** Begin RECORD LIST **
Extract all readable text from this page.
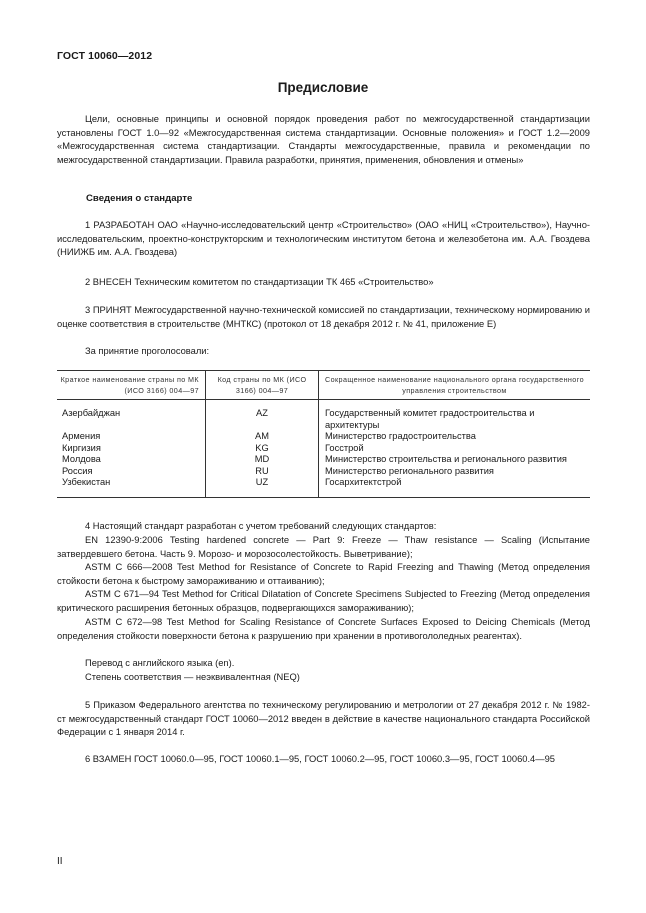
ГОСТ 10060—2012
Предисловие
Цели, основные принципы и основной порядок проведения работ по межгосударственной стандартизации установлены ГОСТ 1.0—92 «Межгосударственная система стандартизации. Основные положения» и ГОСТ 1.2—2009 «Межгосударственная система стандартизации. Стандарты межгосударственные, правила и рекомендации по межгосударственной стандартизации. Правила разработки, принятия, применения, обновления и отмены»
Сведения о стандарте
1 РАЗРАБОТАН ОАО «Научно-исследовательский центр «Строительство» (ОАО «НИЦ «Строительство»), Научно-исследовательским, проектно-конструкторским и технологическим институтом бетона и железобетона им. А.А. Гвоздева (НИИЖБ им. А.А. Гвоздева)
2 ВНЕСЕН Техническим комитетом по стандартизации ТК 465 «Строительство»
3 ПРИНЯТ Межгосударственной научно-технической комиссией по стандартизации, техническому нормированию и оценке соответствия в строительстве (МНТКС) (протокол от 18 декабря 2012 г. № 41, приложение Е)
За принятие проголосовали:
Краткое наименование страны по МК (ИСО 3166) 004—97	Код страны по МК (ИСО 3166) 004—97	Сокращенное наименование национального органа государственного управления строительством
Азербайджан	AZ	Государственный комитет градостроительства и архитектуры
Армения	AM	Министерство градостроительства
Киргизия	KG	Госстрой
Молдова	MD	Министерство строительства и регионального развития
Россия	RU	Министерство регионального развития
Узбекистан	UZ	Госархитектстрой
4 Настоящий стандарт разработан с учетом требований следующих стандартов:
EN 12390-9:2006 Testing hardened concrete — Part 9: Freeze — Thaw resistance — Scaling (Испытание затвердевшего бетона. Часть 9. Морозо- и морозосолестойкость. Выветривание);
ASTM C 666—2008 Test Method for Resistance of Concrete to Rapid Freezing and Thawing (Метод определения стойкости бетона к быстрому замораживанию и оттаиванию);
ASTM C 671—94 Test Method for Critical Dilatation of Concrete Specimens Subjected to Freezing (Метод определения критического расширения бетонных образцов, подвергающихся замораживанию);
ASTM C 672—98 Test Method for Scaling Resistance of Concrete Surfaces Exposed to Deicing Chemicals (Метод определения стойкости поверхности бетона к разрушению при хранении в противогололедных реагентах).
Перевод с английского языка (en).
Степень соответствия — неэквивалентная (NEQ)
5 Приказом Федерального агентства по техническому регулированию и метрологии от 27 декабря 2012 г. № 1982-ст межгосударственный стандарт ГОСТ 10060—2012 введен в действие в качестве национального стандарта Российской Федерации с 1 января 2014 г.
6 ВЗАМЕН ГОСТ 10060.0—95, ГОСТ 10060.1—95, ГОСТ 10060.2—95, ГОСТ 10060.3—95, ГОСТ 10060.4—95
II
** End RECORD LIST **
▸ **CHALLENGE**
Make a tally of the lines in this data that include the string "ASTM", and answer with that tally alone.

▸ **REPLY**
3